## Prompt
Copy out the lines from the one containing "right-phone-action-buttons: Cambiar Mis" through the one containing "info-value: tuemail@gmail.com [674, 139, 762, 150]", keeping every character as it appears.

## Provided records

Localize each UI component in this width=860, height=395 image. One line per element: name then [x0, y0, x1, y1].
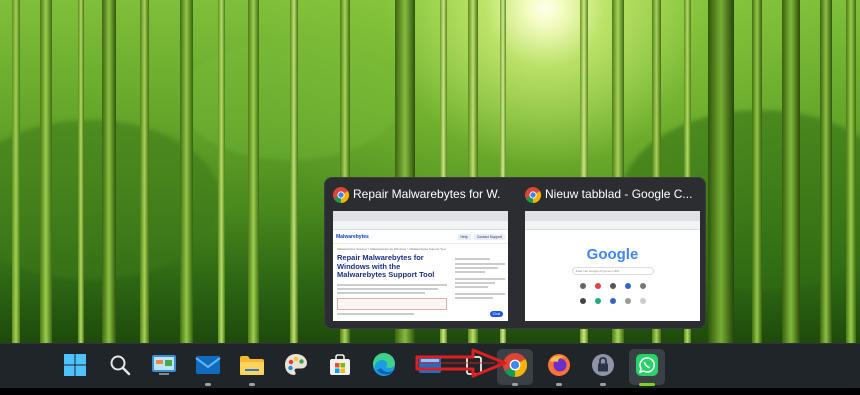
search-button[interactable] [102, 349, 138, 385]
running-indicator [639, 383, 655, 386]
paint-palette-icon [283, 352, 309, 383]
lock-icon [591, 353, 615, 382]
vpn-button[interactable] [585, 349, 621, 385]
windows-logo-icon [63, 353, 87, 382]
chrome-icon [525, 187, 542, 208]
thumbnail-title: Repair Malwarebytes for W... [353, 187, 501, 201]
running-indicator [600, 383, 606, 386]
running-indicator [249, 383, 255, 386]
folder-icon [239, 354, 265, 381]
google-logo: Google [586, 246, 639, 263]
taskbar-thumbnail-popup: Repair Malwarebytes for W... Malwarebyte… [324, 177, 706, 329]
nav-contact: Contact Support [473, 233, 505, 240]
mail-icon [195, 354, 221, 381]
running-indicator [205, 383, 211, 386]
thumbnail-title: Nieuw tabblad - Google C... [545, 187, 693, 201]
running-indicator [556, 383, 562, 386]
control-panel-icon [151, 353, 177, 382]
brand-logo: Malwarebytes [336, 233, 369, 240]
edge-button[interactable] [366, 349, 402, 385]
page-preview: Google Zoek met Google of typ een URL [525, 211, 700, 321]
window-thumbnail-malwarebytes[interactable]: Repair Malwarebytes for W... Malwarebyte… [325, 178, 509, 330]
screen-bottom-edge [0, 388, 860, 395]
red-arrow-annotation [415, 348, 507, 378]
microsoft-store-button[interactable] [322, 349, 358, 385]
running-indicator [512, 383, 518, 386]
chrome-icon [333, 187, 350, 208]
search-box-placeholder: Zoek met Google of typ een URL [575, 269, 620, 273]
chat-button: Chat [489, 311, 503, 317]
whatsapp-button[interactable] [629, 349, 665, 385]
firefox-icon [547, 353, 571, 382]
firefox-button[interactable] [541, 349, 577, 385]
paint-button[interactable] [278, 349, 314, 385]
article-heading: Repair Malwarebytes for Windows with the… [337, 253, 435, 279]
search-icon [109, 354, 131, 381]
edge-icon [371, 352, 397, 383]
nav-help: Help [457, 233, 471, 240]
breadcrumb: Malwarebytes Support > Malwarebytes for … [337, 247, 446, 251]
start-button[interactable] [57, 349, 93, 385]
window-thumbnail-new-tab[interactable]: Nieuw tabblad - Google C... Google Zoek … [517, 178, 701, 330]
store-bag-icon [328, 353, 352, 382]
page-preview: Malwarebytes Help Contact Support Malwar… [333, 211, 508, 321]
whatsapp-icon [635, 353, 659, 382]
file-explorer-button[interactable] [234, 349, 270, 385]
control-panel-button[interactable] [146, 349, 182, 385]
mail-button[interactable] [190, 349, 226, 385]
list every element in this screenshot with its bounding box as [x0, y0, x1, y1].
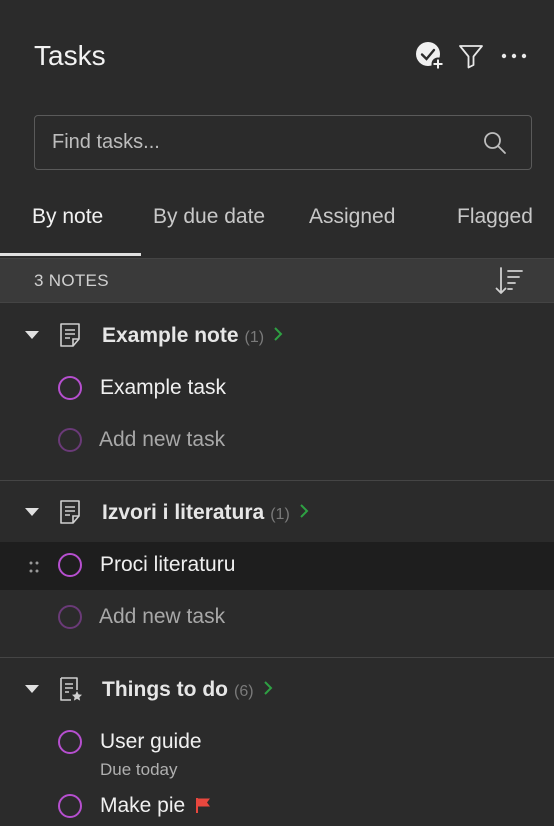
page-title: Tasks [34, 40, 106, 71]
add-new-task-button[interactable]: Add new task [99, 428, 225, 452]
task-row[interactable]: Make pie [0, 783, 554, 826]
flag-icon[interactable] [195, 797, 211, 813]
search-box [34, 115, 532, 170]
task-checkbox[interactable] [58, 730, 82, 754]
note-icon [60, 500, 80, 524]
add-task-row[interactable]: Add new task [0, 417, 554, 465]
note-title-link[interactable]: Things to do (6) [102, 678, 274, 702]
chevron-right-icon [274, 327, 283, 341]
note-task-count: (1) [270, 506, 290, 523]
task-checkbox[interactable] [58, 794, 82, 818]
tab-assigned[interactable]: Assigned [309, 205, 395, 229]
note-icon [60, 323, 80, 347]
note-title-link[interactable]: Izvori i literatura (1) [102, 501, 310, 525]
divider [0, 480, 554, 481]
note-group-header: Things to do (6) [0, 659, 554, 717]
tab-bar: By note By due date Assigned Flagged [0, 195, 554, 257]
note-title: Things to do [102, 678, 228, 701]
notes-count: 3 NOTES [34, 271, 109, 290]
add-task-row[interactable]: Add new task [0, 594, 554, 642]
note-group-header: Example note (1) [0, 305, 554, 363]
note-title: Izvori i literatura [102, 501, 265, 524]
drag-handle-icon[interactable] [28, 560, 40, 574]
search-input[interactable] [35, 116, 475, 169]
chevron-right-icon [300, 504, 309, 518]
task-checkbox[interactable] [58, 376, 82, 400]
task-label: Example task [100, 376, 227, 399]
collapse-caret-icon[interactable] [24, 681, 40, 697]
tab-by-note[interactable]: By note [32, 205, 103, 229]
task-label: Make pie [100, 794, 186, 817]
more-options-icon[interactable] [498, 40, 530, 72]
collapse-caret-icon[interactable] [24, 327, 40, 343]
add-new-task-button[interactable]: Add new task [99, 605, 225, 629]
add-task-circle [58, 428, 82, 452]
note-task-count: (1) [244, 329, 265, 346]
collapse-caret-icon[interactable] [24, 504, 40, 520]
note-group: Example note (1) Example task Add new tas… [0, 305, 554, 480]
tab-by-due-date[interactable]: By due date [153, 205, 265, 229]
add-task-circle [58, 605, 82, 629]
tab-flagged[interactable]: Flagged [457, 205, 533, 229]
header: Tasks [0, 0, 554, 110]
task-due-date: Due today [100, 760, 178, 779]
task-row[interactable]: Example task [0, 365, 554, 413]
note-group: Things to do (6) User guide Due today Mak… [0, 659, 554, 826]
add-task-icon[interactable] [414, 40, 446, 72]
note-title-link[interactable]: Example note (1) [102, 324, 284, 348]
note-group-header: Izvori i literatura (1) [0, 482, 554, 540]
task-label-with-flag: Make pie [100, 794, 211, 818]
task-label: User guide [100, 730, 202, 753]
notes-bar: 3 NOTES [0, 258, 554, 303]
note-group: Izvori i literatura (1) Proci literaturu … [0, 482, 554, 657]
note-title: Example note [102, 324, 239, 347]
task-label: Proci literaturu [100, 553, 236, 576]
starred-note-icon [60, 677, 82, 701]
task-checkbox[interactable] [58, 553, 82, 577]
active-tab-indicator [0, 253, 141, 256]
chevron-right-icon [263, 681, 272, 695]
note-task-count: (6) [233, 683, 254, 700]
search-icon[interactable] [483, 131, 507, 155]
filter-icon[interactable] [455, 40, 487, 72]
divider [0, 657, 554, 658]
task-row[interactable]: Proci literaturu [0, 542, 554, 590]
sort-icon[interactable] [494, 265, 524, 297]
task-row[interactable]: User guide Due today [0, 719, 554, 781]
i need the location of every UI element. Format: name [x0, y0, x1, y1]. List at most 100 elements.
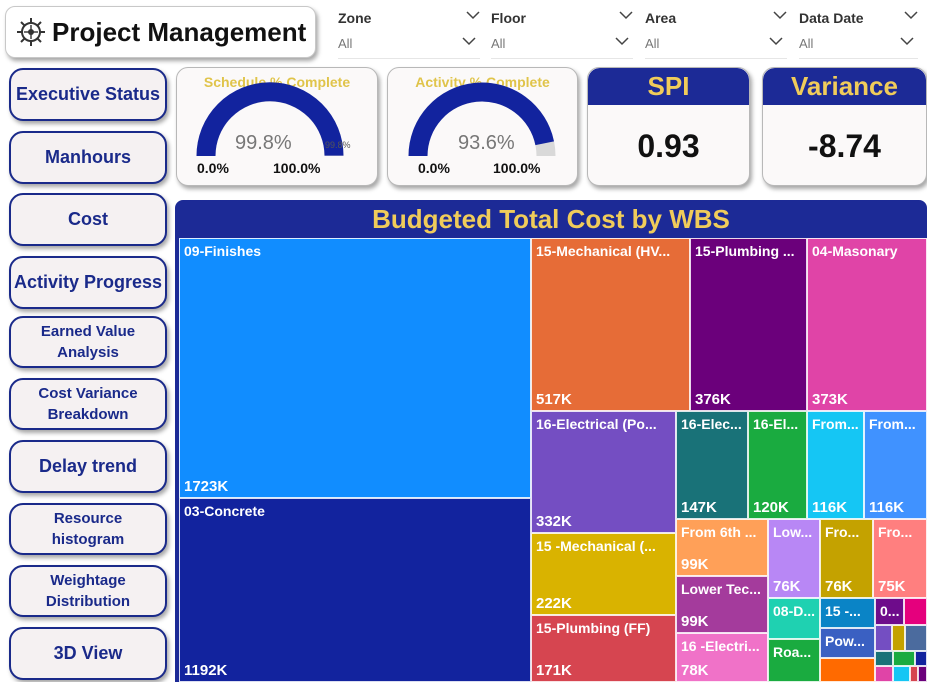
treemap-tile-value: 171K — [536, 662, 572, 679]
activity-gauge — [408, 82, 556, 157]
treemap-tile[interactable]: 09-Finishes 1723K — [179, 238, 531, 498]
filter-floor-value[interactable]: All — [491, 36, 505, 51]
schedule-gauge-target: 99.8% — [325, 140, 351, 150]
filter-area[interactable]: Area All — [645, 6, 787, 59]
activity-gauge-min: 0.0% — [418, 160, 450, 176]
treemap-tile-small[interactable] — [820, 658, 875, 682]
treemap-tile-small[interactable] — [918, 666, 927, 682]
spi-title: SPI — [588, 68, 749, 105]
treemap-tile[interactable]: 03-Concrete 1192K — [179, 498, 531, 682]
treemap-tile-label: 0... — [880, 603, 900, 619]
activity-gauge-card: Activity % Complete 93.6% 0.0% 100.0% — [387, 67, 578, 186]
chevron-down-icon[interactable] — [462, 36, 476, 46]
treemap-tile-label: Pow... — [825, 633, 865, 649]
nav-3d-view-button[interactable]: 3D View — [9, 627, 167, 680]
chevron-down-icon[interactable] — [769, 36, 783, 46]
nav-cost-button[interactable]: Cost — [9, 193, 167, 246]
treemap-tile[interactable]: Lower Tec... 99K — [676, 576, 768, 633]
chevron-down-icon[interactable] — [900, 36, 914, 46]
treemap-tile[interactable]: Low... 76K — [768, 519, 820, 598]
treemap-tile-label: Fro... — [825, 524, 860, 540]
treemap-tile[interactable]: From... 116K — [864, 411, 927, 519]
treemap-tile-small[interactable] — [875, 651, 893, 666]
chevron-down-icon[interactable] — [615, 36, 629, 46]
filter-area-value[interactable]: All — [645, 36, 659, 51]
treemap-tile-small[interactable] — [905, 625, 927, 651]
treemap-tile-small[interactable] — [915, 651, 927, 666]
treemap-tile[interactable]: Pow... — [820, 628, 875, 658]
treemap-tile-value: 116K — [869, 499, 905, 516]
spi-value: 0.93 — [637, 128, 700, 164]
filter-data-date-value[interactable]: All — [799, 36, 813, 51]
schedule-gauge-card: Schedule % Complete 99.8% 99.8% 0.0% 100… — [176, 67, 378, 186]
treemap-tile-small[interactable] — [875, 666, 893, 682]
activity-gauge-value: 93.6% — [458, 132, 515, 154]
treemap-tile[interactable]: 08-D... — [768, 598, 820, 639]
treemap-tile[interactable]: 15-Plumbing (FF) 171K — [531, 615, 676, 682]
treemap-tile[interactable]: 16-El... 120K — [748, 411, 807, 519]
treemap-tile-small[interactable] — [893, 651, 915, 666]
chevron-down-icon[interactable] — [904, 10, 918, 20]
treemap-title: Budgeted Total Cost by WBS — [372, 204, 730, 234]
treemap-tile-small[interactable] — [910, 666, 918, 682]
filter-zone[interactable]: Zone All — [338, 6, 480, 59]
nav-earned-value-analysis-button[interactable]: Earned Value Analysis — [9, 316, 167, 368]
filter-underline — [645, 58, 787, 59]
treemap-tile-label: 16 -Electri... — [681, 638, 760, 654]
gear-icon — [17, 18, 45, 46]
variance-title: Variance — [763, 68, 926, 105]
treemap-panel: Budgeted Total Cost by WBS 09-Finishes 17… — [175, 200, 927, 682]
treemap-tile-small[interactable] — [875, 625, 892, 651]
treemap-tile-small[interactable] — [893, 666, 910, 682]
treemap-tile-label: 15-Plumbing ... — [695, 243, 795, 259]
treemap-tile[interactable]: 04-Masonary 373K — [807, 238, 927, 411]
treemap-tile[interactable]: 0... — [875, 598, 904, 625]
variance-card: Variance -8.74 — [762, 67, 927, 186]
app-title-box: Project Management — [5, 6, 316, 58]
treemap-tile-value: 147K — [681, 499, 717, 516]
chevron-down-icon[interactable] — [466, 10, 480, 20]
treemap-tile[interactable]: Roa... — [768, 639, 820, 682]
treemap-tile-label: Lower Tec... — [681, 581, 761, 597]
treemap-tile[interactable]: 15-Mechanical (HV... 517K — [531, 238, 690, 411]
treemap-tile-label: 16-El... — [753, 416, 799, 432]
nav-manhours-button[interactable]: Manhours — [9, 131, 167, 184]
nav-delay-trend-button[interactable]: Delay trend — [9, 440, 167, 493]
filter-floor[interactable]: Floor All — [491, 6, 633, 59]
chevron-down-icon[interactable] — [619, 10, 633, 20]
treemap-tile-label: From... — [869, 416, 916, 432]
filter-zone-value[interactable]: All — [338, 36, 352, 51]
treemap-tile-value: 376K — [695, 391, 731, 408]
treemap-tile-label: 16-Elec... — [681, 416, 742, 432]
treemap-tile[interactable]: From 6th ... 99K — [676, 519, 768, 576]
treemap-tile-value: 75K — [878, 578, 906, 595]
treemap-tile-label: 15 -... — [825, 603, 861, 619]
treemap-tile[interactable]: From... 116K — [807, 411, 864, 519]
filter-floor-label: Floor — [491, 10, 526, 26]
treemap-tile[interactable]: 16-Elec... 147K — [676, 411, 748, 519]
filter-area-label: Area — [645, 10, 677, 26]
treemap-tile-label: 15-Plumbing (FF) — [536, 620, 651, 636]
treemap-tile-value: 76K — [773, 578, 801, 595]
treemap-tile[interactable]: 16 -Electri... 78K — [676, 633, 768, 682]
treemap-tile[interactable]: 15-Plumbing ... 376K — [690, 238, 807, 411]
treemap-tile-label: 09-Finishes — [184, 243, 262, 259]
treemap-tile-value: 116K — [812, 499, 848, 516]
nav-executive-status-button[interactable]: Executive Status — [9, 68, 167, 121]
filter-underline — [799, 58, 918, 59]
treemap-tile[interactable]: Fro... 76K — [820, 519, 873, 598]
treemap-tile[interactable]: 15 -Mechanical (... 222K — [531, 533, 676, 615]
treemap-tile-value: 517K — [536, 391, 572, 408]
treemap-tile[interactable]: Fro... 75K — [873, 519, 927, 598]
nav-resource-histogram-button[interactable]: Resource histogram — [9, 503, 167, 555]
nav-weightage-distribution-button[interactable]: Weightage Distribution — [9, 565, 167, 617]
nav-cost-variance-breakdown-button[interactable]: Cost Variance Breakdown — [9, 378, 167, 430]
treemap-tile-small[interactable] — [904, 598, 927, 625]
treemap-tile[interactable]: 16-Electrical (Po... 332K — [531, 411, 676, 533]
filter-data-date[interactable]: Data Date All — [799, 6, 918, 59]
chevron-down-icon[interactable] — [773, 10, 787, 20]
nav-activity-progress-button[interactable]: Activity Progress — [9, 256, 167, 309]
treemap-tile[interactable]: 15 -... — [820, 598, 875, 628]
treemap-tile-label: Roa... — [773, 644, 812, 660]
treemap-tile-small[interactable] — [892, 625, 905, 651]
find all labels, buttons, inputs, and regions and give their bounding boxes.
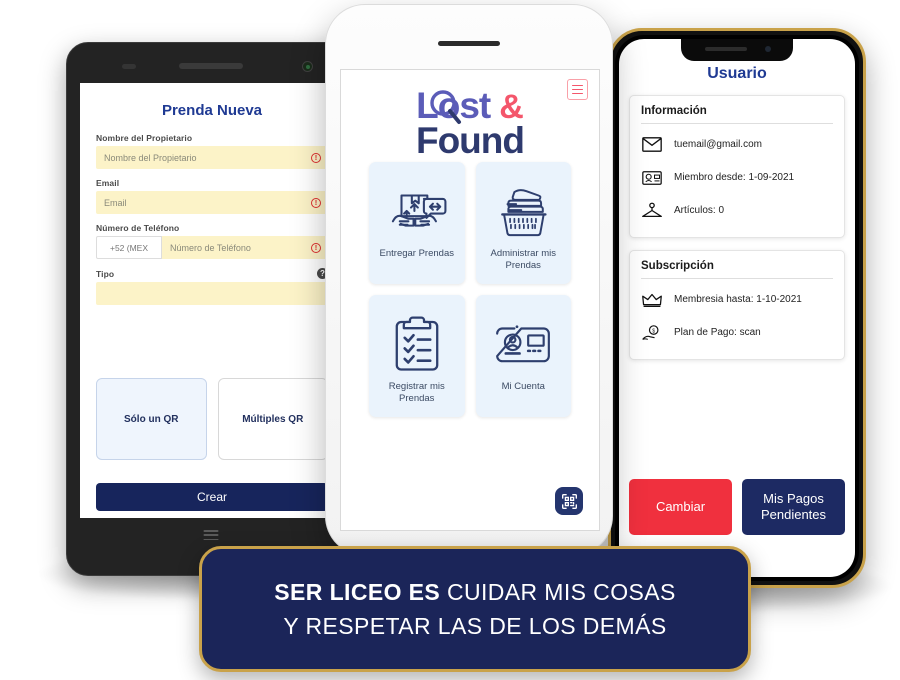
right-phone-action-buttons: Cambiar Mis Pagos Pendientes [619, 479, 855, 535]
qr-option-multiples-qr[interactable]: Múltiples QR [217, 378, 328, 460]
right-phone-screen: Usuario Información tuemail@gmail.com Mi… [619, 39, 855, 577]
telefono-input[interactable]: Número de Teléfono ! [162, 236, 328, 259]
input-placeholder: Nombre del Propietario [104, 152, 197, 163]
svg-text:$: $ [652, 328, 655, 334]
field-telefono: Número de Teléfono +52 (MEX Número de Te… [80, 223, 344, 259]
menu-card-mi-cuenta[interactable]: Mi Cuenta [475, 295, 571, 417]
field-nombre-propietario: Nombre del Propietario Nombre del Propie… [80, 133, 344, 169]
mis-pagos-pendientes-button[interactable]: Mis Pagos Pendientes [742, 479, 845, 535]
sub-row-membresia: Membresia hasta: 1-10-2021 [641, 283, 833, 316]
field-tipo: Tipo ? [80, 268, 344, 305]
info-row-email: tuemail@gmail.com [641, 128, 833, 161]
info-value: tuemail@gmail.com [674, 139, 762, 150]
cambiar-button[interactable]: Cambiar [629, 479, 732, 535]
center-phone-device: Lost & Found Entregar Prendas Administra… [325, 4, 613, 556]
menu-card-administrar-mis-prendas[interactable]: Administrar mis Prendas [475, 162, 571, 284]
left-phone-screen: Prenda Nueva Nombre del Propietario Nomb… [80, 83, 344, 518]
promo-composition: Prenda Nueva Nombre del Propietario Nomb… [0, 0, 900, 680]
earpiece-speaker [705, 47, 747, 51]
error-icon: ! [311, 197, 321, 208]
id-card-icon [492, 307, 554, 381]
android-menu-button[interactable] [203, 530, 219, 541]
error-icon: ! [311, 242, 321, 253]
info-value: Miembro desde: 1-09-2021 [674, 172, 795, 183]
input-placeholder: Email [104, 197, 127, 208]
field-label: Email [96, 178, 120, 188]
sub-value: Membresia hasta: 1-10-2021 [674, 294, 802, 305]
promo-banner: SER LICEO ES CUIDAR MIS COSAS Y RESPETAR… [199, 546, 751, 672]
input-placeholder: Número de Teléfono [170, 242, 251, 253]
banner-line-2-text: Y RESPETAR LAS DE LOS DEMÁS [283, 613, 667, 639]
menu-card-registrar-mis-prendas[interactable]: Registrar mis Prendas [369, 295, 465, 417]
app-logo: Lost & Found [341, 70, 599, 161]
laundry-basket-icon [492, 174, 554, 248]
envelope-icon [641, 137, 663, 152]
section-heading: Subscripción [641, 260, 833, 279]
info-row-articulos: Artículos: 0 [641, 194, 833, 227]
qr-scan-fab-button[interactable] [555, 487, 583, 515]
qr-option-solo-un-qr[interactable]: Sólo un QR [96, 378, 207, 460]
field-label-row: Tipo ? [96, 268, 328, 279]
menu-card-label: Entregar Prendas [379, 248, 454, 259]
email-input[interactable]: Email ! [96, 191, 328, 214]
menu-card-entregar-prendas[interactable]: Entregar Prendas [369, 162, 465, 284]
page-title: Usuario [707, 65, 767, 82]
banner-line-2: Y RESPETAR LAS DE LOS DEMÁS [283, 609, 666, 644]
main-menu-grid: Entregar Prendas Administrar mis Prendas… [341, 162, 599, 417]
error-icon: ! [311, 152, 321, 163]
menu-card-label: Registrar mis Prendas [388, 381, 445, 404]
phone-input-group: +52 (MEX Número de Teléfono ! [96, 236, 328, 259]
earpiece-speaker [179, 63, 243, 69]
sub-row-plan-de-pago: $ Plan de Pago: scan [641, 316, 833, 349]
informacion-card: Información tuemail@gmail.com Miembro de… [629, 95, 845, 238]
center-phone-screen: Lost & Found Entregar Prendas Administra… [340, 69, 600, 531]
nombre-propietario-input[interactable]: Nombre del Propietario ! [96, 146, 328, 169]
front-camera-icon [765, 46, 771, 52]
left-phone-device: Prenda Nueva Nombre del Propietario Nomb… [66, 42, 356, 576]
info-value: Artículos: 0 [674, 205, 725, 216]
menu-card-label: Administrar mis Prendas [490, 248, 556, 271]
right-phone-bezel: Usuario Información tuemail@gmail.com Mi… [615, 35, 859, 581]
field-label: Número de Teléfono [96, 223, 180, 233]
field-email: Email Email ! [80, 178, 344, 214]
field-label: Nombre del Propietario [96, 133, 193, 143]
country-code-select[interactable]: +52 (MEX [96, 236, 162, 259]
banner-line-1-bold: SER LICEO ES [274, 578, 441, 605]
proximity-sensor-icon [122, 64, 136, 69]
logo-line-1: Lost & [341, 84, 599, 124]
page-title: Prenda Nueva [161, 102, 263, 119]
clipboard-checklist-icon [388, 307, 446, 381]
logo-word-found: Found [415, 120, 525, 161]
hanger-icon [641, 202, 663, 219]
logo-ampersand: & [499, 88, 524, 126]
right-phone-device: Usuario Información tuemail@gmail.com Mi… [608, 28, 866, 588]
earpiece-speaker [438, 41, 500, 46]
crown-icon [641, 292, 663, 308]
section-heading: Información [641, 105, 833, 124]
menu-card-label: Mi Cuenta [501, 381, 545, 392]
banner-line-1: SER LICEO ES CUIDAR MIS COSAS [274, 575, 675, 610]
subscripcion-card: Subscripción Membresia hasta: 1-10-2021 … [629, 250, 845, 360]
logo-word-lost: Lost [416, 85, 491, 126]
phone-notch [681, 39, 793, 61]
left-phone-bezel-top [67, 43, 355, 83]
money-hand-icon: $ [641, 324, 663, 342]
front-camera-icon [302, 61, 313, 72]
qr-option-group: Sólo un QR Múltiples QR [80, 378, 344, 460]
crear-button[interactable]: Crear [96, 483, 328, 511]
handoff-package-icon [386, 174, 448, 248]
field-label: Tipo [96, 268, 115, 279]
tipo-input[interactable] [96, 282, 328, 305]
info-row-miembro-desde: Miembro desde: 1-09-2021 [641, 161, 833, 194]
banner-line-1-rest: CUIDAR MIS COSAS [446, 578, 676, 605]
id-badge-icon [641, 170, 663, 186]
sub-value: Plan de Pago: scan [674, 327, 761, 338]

## Exercise answer
right-phone-action-buttons: Cambiar Mis Pagos Pendientes [619, 479, 855, 535]
qr-option-multiples-qr[interactable]: Múltiples QR [217, 378, 328, 460]
right-phone-screen: Usuario Información tuemail@gmail.com Mi… [619, 39, 855, 577]
telefono-input[interactable]: Número de Teléfono ! [162, 236, 328, 259]
input-placeholder: Nombre del Propietario [104, 152, 197, 163]
svg-text:$: $ [652, 328, 655, 334]
field-telefono: Número de Teléfono +52 (MEX Número de Te… [80, 223, 344, 259]
menu-card-mi-cuenta[interactable]: Mi Cuenta [475, 295, 571, 417]
field-nombre-propietario: Nombre del Propietario Nombre del Propie… [80, 133, 344, 169]
mis-pagos-pendientes-button[interactable]: Mis Pagos Pendientes [742, 479, 845, 535]
sub-row-membresia: Membresia hasta: 1-10-2021 [641, 283, 833, 316]
field-tipo: Tipo ? [80, 268, 344, 305]
info-row-email: tuemail@gmail.com [641, 128, 833, 161]
info-value: tuemail@gmail.com [674, 139, 762, 150]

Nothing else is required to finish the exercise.